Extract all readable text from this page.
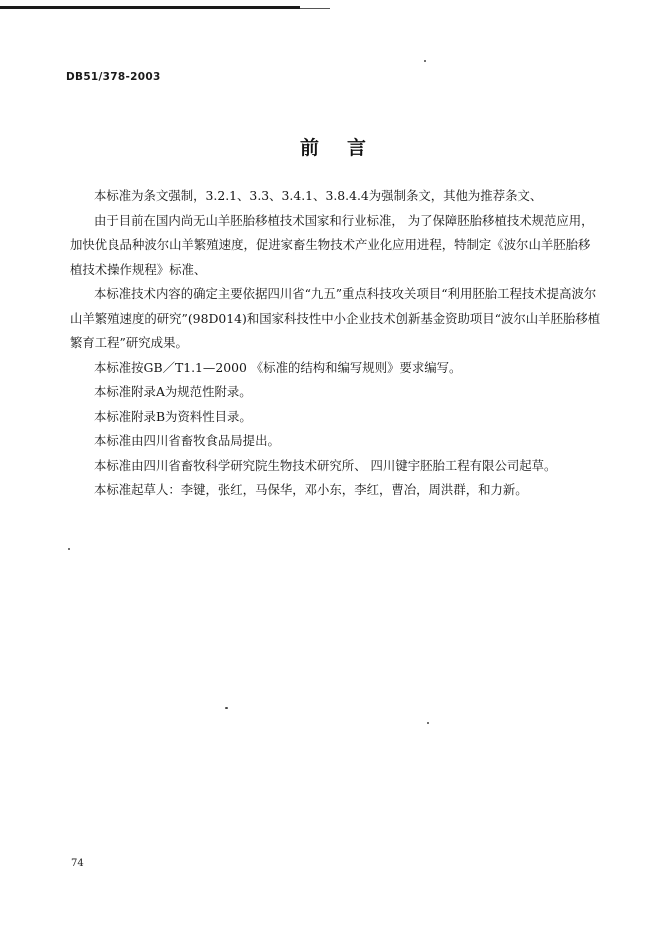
DB51/378-2003
前言

本标准为条文强制，3.2.1、3.3、3.4.1、3.8.4.4为强制条文，其他为推荐条文、

由于目前在国内尚无山羊胚胎移植技术国家和行业标准， 为了保障胚胎移植技术规范应用，加快优良品种波尔山羊繁殖速度，促进家畜生物技术产业化应用进程，特制定《波尔山羊胚胎移植技术操作规程》标准、

本标准技术内容的确定主要依据四川省“九五”重点科技攻关项目“利用胚胎工程技术提高波尔山羊繁殖速度的研究”(98D014)和国家科技性中小企业技术创新基金资助项目“波尔山羊胚胎移植繁育工程”研究成果。

本标准按GB／T1.1—2000 《标准的结构和编写规则》要求编写。

本标准附录A为规范性附录。

本标准附录B为资料性目录。

本标准由四川省畜牧食品局提出。

本标准由四川省畜牧科学研究院生物技术研究所、 四川键宇胚胎工程有限公司起草。

本标准起草人：李键，张红，马保华，邓小东，李红，曹冶，周洪群，和力新。

74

-*-*-

**YOUR OBJECTIVE:**
Write out all the entries again, word for word, and print no images.

**EXERCISE ANSWER:**
Extract all readable text from this page.
DB51/378-2003
前言

本标准为条文强制，3.2.1、3.3、3.4.1、3.8.4.4为强制条文，其他为推荐条文、

由于目前在国内尚无山羊胚胎移植技术国家和行业标准， 为了保障胚胎移植技术规范应用，加快优良品种波尔山羊繁殖速度，促进家畜生物技术产业化应用进程，特制定《波尔山羊胚胎移植技术操作规程》标准、

本标准技术内容的确定主要依据四川省“九五”重点科技攻关项目“利用胚胎工程技术提高波尔山羊繁殖速度的研究”(98D014)和国家科技性中小企业技术创新基金资助项目“波尔山羊胚胎移植繁育工程”研究成果。

本标准按GB／T1.1—2000 《标准的结构和编写规则》要求编写。

本标准附录A为规范性附录。

本标准附录B为资料性目录。

本标准由四川省畜牧食品局提出。

本标准由四川省畜牧科学研究院生物技术研究所、 四川键宇胚胎工程有限公司起草。

本标准起草人：李键，张红，马保华，邓小东，李红，曹冶，周洪群，和力新。

74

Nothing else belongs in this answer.